Exercise directions: Go through the records and copy each line where the word "icon" occurs.

Data to process:
◇ ◇ ◇ ◇ ◇

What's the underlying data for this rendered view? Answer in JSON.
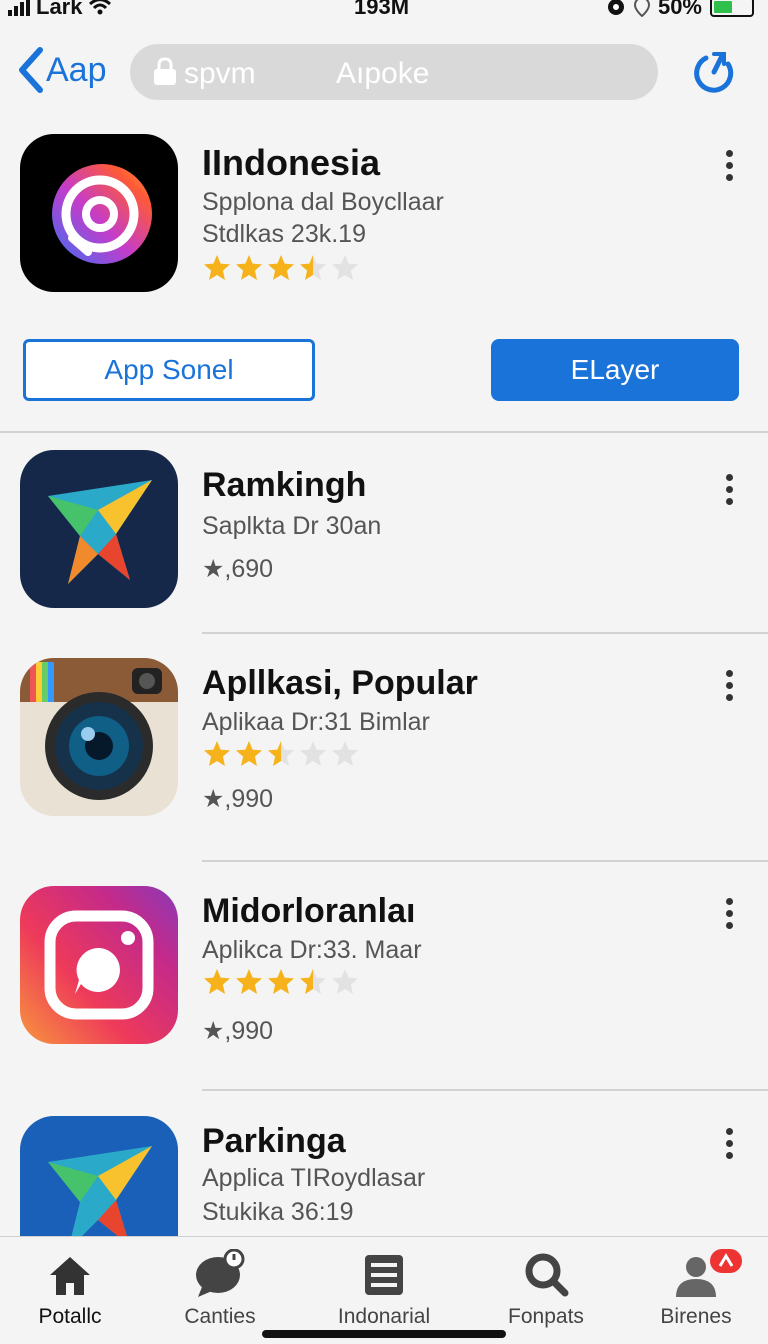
{
  "status_bar": {
    "carrier": "Lark",
    "time": "193M",
    "battery": "50%",
    "battery_level": 0.5
  },
  "nav": {
    "back_label": "Aap",
    "search_left": "spvm",
    "search_right": "Aıpoke"
  },
  "featured": {
    "title": "IIndonesia",
    "subtitle": "Spplona dal Boycllaar",
    "meta": "Stdlkas 23k.19",
    "rating": 3.5,
    "button_outline": "App Sonel",
    "button_solid": "ELayer"
  },
  "apps": [
    {
      "title": "Ramkingh",
      "subtitle": "Saplkta Dr 30an",
      "count": "★,690",
      "rating": null,
      "icon": "star-arrow-icon"
    },
    {
      "title": "Apllkasi, Popular",
      "subtitle": "Aplikaa Dr:31 Bimlar",
      "count": "★,990",
      "rating": 2.5,
      "icon": "camera-icon"
    },
    {
      "title": "Midorloranlaı",
      "subtitle": "Aplikca Dr:33. Maar",
      "count": "★,990",
      "rating": 3.5,
      "icon": "instagram-icon"
    },
    {
      "title": "Parkinga",
      "subtitle": "Applica TIRoydlasar",
      "count": "Stukika 36:19",
      "rating": null,
      "icon": "star-arrow-icon"
    }
  ],
  "tabs": [
    {
      "label": "Potallc",
      "icon": "home-icon"
    },
    {
      "label": "Canties",
      "icon": "chat-icon"
    },
    {
      "label": "Indonarial",
      "icon": "list-icon"
    },
    {
      "label": "Fonpats",
      "icon": "search-icon"
    },
    {
      "label": "Birenes",
      "icon": "person-icon"
    }
  ],
  "colors": {
    "accent": "#1a73d9",
    "star": "#f5b21b",
    "battery": "#2ec04a",
    "badge": "#e33333"
  }
}
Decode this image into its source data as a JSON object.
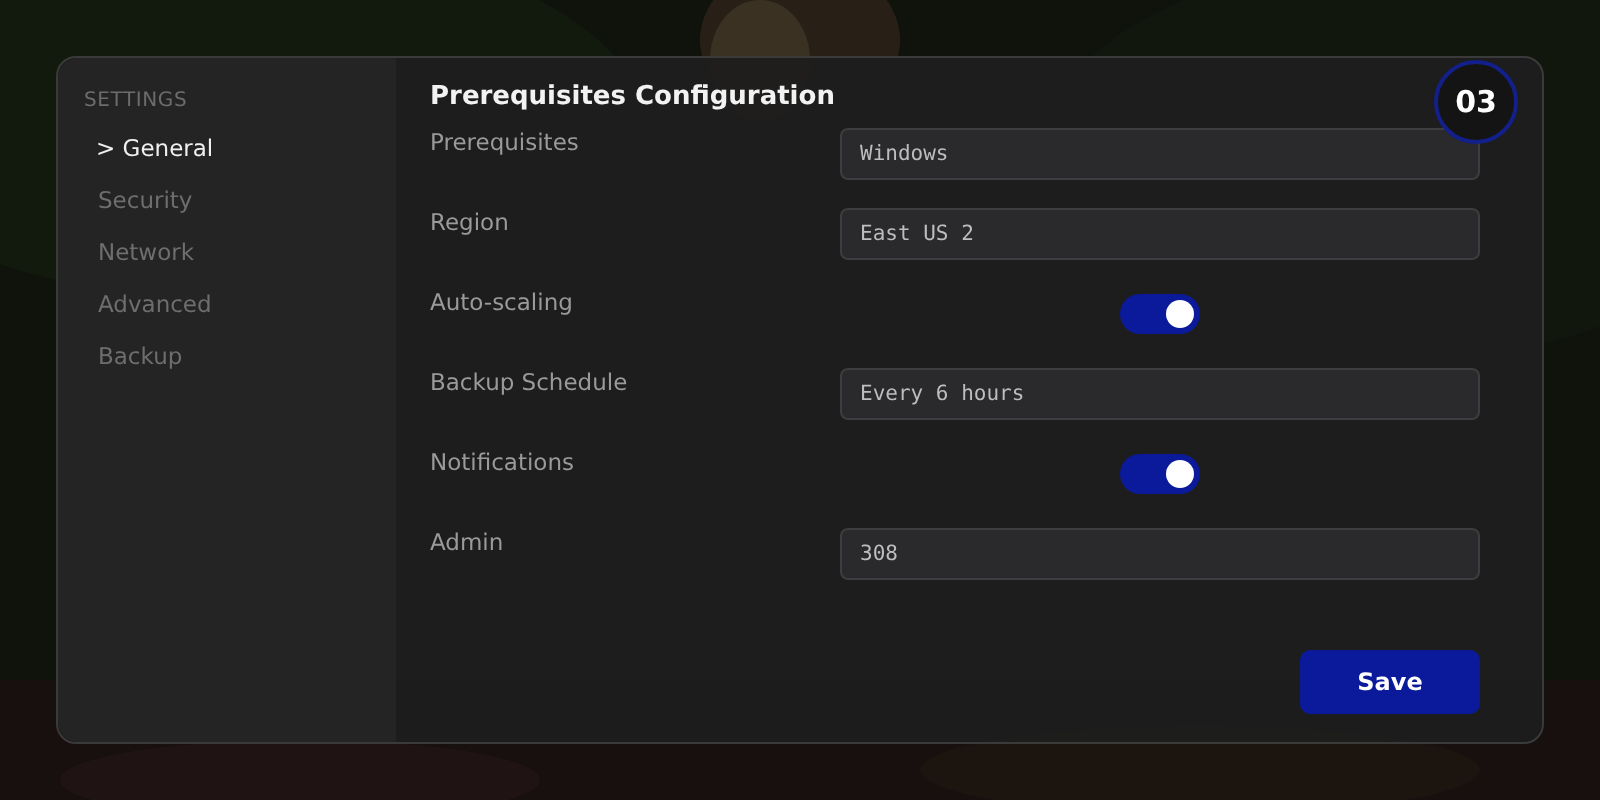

◇ ◇ ◇ ◇ ◇

Worked solution:
      "icon": "star-arrow-icon"
      "icon": "camera-icon"
      "icon": "instagram-icon"
      "icon": "star-arrow-icon"
      "icon": "home-icon"
      "icon": "chat-icon"
      "icon": "list-icon"
      "icon": "search-icon"
      "icon": "person-icon"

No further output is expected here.